Stated problem>
Reproduce all entries precisely as they are written.

(Dataset entries)

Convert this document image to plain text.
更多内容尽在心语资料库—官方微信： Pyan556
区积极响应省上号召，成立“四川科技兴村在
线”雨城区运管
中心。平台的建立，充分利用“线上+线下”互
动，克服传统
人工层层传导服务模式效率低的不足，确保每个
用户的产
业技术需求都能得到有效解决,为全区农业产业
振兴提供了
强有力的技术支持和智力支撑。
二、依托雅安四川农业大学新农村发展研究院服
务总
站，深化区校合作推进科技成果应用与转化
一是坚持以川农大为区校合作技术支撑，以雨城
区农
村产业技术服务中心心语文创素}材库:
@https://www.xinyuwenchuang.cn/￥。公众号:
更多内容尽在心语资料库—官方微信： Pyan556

Reply>
Convert this document image to plain text.
更多内容尽在心语资料库—官方微信： Pyan556
区积极响应省上号召，成立“四川科技兴村在
线”雨城区运管
中心。平台的建立，充分利用“线上+线下”互
动，克服传统
人工层层传导服务模式效率低的不足，确保每个
用户的产
业技术需求都能得到有效解决,为全区农业产业
振兴提供了
强有力的技术支持和智力支撑。
二、依托雅安四川农业大学新农村发展研究院服
务总
站，深化区校合作推进科技成果应用与转化
一是坚持以川农大为区校合作技术支撑，以雨城
区农
村产业技术服务中心心语文创素}材库:
@https://www.xinyuwenchuang.cn/￥。公众号:
更多内容尽在心语资料库—官方微信： Pyan556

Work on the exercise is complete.